**Goal**.
Go through the entries and say how many lines contain the string "Massenänderung". The number is the whole answer.

**Material for the task**.
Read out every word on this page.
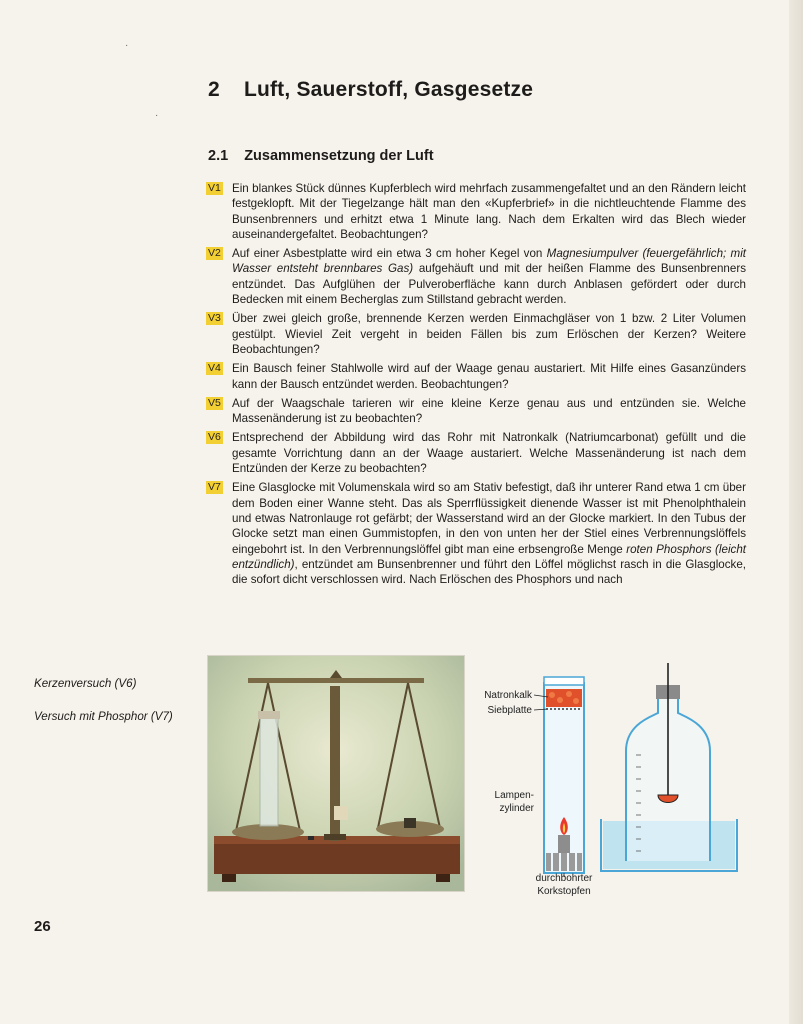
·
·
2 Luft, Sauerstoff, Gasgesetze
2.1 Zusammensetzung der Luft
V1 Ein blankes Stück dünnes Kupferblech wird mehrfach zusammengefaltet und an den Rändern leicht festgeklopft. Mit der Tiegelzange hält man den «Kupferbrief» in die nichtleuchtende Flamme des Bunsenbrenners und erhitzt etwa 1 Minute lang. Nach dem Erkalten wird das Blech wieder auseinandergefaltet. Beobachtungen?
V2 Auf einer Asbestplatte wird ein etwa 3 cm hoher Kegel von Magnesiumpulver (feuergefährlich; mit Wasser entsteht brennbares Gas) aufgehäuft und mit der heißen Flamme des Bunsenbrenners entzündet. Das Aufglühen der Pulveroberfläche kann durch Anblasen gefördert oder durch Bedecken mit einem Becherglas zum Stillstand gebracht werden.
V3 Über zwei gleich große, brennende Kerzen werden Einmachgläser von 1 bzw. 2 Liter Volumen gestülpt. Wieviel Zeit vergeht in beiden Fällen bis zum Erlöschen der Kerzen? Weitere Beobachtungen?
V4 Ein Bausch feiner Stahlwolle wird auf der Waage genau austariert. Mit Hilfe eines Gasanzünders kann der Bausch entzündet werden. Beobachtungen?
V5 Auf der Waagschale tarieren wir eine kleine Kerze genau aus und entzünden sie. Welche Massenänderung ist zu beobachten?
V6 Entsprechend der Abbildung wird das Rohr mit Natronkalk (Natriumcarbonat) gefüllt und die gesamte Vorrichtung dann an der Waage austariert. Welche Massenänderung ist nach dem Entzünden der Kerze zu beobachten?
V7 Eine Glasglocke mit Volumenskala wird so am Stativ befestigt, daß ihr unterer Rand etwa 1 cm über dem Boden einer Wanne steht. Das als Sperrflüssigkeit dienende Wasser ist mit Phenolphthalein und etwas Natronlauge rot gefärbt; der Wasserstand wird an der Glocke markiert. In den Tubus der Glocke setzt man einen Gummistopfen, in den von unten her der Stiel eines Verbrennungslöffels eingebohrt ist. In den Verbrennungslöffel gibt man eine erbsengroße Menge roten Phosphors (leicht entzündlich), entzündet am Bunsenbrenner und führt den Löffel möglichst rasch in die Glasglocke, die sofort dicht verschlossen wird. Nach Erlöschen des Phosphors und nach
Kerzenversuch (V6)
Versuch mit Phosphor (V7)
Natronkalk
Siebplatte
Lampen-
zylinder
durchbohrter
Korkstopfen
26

**Solution to this problem**.
2